Render every entry exactly as it appears.

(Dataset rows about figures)
************

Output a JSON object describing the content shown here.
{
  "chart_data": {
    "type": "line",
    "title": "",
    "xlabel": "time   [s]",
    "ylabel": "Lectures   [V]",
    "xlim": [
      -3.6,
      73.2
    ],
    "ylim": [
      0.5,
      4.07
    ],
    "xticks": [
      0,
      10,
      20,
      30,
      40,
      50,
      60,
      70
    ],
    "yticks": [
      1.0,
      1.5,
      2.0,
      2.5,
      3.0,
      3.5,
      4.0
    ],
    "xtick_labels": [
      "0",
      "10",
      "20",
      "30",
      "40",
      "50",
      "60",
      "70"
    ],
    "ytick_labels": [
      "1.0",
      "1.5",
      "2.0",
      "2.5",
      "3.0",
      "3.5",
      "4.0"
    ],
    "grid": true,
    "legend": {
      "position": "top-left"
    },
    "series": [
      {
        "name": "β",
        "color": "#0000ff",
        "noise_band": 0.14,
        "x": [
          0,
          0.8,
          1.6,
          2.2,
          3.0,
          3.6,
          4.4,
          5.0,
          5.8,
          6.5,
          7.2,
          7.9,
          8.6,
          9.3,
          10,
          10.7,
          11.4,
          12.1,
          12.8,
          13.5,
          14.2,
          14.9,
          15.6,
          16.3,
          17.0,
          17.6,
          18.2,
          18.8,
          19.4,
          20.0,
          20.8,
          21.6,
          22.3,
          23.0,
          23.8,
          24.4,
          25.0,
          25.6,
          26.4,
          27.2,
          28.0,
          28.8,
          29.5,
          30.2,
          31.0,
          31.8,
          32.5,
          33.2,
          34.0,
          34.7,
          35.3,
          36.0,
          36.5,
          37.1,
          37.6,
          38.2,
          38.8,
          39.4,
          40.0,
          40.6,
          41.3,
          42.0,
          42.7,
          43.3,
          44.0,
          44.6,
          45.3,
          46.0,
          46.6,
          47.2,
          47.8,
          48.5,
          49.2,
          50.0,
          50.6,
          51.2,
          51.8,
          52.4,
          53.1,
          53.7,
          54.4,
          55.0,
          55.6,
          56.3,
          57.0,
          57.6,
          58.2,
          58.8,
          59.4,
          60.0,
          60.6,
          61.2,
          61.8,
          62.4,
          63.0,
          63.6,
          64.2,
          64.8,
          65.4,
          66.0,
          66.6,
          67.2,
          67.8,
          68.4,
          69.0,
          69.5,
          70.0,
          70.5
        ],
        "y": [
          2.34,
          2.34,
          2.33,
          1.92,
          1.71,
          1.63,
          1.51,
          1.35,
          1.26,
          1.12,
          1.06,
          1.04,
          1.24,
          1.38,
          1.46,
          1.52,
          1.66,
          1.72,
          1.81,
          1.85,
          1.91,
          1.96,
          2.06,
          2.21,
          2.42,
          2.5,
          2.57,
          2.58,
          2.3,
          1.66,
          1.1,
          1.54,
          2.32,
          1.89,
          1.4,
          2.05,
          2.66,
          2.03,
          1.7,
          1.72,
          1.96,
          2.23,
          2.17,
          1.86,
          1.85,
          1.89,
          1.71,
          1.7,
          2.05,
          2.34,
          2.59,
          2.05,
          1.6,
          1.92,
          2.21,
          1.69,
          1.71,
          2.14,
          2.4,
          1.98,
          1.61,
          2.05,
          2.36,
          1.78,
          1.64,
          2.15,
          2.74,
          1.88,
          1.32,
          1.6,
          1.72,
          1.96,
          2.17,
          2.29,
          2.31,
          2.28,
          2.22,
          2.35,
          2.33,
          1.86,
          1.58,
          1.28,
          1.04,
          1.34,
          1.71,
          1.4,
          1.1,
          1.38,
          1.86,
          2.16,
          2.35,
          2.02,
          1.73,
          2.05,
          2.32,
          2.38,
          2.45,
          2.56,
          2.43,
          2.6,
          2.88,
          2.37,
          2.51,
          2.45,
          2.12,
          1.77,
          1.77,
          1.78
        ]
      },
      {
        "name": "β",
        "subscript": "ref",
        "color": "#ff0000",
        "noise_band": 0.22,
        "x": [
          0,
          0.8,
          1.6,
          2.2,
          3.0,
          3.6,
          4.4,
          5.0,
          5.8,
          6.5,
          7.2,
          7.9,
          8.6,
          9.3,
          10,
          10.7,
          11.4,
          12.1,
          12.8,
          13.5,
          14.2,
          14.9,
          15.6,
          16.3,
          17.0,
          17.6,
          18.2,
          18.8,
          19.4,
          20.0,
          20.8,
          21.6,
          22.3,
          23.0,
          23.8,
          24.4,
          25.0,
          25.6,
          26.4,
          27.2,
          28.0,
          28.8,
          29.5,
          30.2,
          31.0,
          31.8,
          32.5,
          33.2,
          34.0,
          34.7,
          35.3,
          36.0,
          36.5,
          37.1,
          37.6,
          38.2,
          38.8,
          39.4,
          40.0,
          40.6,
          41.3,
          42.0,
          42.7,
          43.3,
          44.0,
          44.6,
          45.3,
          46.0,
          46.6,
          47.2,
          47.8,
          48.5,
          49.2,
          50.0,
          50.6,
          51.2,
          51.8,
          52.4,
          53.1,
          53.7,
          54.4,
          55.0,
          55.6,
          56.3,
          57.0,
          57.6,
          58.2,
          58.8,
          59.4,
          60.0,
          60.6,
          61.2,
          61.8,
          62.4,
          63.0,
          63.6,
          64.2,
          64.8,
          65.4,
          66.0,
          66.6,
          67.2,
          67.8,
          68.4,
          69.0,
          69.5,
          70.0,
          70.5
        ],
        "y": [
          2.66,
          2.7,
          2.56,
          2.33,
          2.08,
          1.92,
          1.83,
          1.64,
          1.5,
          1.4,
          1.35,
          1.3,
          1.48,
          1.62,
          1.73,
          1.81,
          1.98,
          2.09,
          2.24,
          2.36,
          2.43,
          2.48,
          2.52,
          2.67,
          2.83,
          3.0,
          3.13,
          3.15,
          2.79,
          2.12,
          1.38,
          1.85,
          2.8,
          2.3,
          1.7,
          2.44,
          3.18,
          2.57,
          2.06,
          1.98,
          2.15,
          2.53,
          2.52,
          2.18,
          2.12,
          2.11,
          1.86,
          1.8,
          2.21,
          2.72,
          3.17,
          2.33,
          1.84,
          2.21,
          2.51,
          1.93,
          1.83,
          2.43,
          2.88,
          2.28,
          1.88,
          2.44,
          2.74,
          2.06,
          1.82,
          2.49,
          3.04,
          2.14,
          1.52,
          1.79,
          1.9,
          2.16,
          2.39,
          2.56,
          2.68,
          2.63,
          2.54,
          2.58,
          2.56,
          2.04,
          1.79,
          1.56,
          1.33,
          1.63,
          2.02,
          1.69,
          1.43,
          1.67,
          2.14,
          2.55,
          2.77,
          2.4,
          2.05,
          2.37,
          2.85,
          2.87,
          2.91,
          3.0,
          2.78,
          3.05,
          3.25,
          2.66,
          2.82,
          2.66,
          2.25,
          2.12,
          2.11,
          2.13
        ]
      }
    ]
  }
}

************

● **IN RESPONSE**
Output a JSON object describing the content shown here.
{
  "chart_data": {
    "type": "line",
    "title": "",
    "xlabel": "time   [s]",
    "ylabel": "Lectures   [V]",
    "xlim": [
      -3.6,
      73.2
    ],
    "ylim": [
      0.5,
      4.07
    ],
    "xticks": [
      0,
      10,
      20,
      30,
      40,
      50,
      60,
      70
    ],
    "yticks": [
      1.0,
      1.5,
      2.0,
      2.5,
      3.0,
      3.5,
      4.0
    ],
    "xtick_labels": [
      "0",
      "10",
      "20",
      "30",
      "40",
      "50",
      "60",
      "70"
    ],
    "ytick_labels": [
      "1.0",
      "1.5",
      "2.0",
      "2.5",
      "3.0",
      "3.5",
      "4.0"
    ],
    "grid": true,
    "legend": {
      "position": "top-left"
    },
    "series": [
      {
        "name": "β",
        "color": "#0000ff",
        "noise_band": 0.14,
        "x": [
          0,
          0.8,
          1.6,
          2.2,
          3.0,
          3.6,
          4.4,
          5.0,
          5.8,
          6.5,
          7.2,
          7.9,
          8.6,
          9.3,
          10,
          10.7,
          11.4,
          12.1,
          12.8,
          13.5,
          14.2,
          14.9,
          15.6,
          16.3,
          17.0,
          17.6,
          18.2,
          18.8,
          19.4,
          20.0,
          20.8,
          21.6,
          22.3,
          23.0,
          23.8,
          24.4,
          25.0,
          25.6,
          26.4,
          27.2,
          28.0,
          28.8,
          29.5,
          30.2,
          31.0,
          31.8,
          32.5,
          33.2,
          34.0,
          34.7,
          35.3,
          36.0,
          36.5,
          37.1,
          37.6,
          38.2,
          38.8,
          39.4,
          40.0,
          40.6,
          41.3,
          42.0,
          42.7,
          43.3,
          44.0,
          44.6,
          45.3,
          46.0,
          46.6,
          47.2,
          47.8,
          48.5,
          49.2,
          50.0,
          50.6,
          51.2,
          51.8,
          52.4,
          53.1,
          53.7,
          54.4,
          55.0,
          55.6,
          56.3,
          57.0,
          57.6,
          58.2,
          58.8,
          59.4,
          60.0,
          60.6,
          61.2,
          61.8,
          62.4,
          63.0,
          63.6,
          64.2,
          64.8,
          65.4,
          66.0,
          66.6,
          67.2,
          67.8,
          68.4,
          69.0,
          69.5,
          70.0,
          70.5
        ],
        "y": [
          2.34,
          2.34,
          2.33,
          1.92,
          1.71,
          1.63,
          1.51,
          1.35,
          1.26,
          1.12,
          1.06,
          1.04,
          1.24,
          1.38,
          1.46,
          1.52,
          1.66,
          1.72,
          1.81,
          1.85,
          1.91,
          1.96,
          2.06,
          2.21,
          2.42,
          2.5,
          2.57,
          2.58,
          2.3,
          1.66,
          1.1,
          1.54,
          2.32,
          1.89,
          1.4,
          2.05,
          2.66,
          2.03,
          1.7,
          1.72,
          1.96,
          2.23,
          2.17,
          1.86,
          1.85,
          1.89,
          1.71,
          1.7,
          2.05,
          2.34,
          2.59,
          2.05,
          1.6,
          1.92,
          2.21,
          1.69,
          1.71,
          2.14,
          2.4,
          1.98,
          1.61,
          2.05,
          2.36,
          1.78,
          1.64,
          2.15,
          2.74,
          1.88,
          1.32,
          1.6,
          1.72,
          1.96,
          2.17,
          2.29,
          2.31,
          2.28,
          2.22,
          2.35,
          2.33,
          1.86,
          1.58,
          1.28,
          1.04,
          1.34,
          1.71,
          1.4,
          1.1,
          1.38,
          1.86,
          2.16,
          2.35,
          2.02,
          1.73,
          2.05,
          2.32,
          2.38,
          2.45,
          2.56,
          2.43,
          2.6,
          2.88,
          2.37,
          2.51,
          2.45,
          2.12,
          1.77,
          1.77,
          1.78
        ]
      },
      {
        "name": "β",
        "subscript": "ref",
        "color": "#ff0000",
        "noise_band": 0.22,
        "x": [
          0,
          0.8,
          1.6,
          2.2,
          3.0,
          3.6,
          4.4,
          5.0,
          5.8,
          6.5,
          7.2,
          7.9,
          8.6,
          9.3,
          10,
          10.7,
          11.4,
          12.1,
          12.8,
          13.5,
          14.2,
          14.9,
          15.6,
          16.3,
          17.0,
          17.6,
          18.2,
          18.8,
          19.4,
          20.0,
          20.8,
          21.6,
          22.3,
          23.0,
          23.8,
          24.4,
          25.0,
          25.6,
          26.4,
          27.2,
          28.0,
          28.8,
          29.5,
          30.2,
          31.0,
          31.8,
          32.5,
          33.2,
          34.0,
          34.7,
          35.3,
          36.0,
          36.5,
          37.1,
          37.6,
          38.2,
          38.8,
          39.4,
          40.0,
          40.6,
          41.3,
          42.0,
          42.7,
          43.3,
          44.0,
          44.6,
          45.3,
          46.0,
          46.6,
          47.2,
          47.8,
          48.5,
          49.2,
          50.0,
          50.6,
          51.2,
          51.8,
          52.4,
          53.1,
          53.7,
          54.4,
          55.0,
          55.6,
          56.3,
          57.0,
          57.6,
          58.2,
          58.8,
          59.4,
          60.0,
          60.6,
          61.2,
          61.8,
          62.4,
          63.0,
          63.6,
          64.2,
          64.8,
          65.4,
          66.0,
          66.6,
          67.2,
          67.8,
          68.4,
          69.0,
          69.5,
          70.0,
          70.5
        ],
        "y": [
          2.66,
          2.7,
          2.56,
          2.33,
          2.08,
          1.92,
          1.83,
          1.64,
          1.5,
          1.4,
          1.35,
          1.3,
          1.48,
          1.62,
          1.73,
          1.81,
          1.98,
          2.09,
          2.24,
          2.36,
          2.43,
          2.48,
          2.52,
          2.67,
          2.83,
          3.0,
          3.13,
          3.15,
          2.79,
          2.12,
          1.38,
          1.85,
          2.8,
          2.3,
          1.7,
          2.44,
          3.18,
          2.57,
          2.06,
          1.98,
          2.15,
          2.53,
          2.52,
          2.18,
          2.12,
          2.11,
          1.86,
          1.8,
          2.21,
          2.72,
          3.17,
          2.33,
          1.84,
          2.21,
          2.51,
          1.93,
          1.83,
          2.43,
          2.88,
          2.28,
          1.88,
          2.44,
          2.74,
          2.06,
          1.82,
          2.49,
          3.04,
          2.14,
          1.52,
          1.79,
          1.9,
          2.16,
          2.39,
          2.56,
          2.68,
          2.63,
          2.54,
          2.58,
          2.56,
          2.04,
          1.79,
          1.56,
          1.33,
          1.63,
          2.02,
          1.69,
          1.43,
          1.67,
          2.14,
          2.55,
          2.77,
          2.4,
          2.05,
          2.37,
          2.85,
          2.87,
          2.91,
          3.0,
          2.78,
          3.05,
          3.25,
          2.66,
          2.82,
          2.66,
          2.25,
          2.12,
          2.11,
          2.13
        ]
      }
    ]
  }
}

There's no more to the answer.